Given request> Extract every line below, verbatim.

Entries>
* * * * * * *

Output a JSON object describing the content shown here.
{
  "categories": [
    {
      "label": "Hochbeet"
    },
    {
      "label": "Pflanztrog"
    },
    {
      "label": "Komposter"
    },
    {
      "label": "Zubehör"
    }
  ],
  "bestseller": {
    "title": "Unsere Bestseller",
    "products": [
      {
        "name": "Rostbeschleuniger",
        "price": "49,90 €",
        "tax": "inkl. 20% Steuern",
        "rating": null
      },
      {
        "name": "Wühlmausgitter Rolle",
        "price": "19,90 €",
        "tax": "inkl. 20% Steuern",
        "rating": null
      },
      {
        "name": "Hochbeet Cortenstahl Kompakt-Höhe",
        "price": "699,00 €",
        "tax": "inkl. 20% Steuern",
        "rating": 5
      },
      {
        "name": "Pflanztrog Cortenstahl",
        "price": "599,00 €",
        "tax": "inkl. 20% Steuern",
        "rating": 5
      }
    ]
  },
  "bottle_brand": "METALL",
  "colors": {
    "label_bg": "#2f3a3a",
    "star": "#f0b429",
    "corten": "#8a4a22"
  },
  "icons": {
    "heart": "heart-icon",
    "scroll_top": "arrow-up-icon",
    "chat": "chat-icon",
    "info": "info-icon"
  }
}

* * * * * * *

Expected answer>
Output a JSON object describing the content shown here.
{
  "categories": [
    {
      "label": "Hochbeet"
    },
    {
      "label": "Pflanztrog"
    },
    {
      "label": "Komposter"
    },
    {
      "label": "Zubehör"
    }
  ],
  "bestseller": {
    "title": "Unsere Bestseller",
    "products": [
      {
        "name": "Rostbeschleuniger",
        "price": "49,90 €",
        "tax": "inkl. 20% Steuern",
        "rating": null
      },
      {
        "name": "Wühlmausgitter Rolle",
        "price": "19,90 €",
        "tax": "inkl. 20% Steuern",
        "rating": null
      },
      {
        "name": "Hochbeet Cortenstahl Kompakt-Höhe",
        "price": "699,00 €",
        "tax": "inkl. 20% Steuern",
        "rating": 5
      },
      {
        "name": "Pflanztrog Cortenstahl",
        "price": "599,00 €",
        "tax": "inkl. 20% Steuern",
        "rating": 5
      }
    ]
  },
  "bottle_brand": "METALL",
  "colors": {
    "label_bg": "#2f3a3a",
    "star": "#f0b429",
    "corten": "#8a4a22"
  },
  "icons": {
    "heart": "heart-icon",
    "scroll_top": "arrow-up-icon",
    "chat": "chat-icon",
    "info": "info-icon"
  }
}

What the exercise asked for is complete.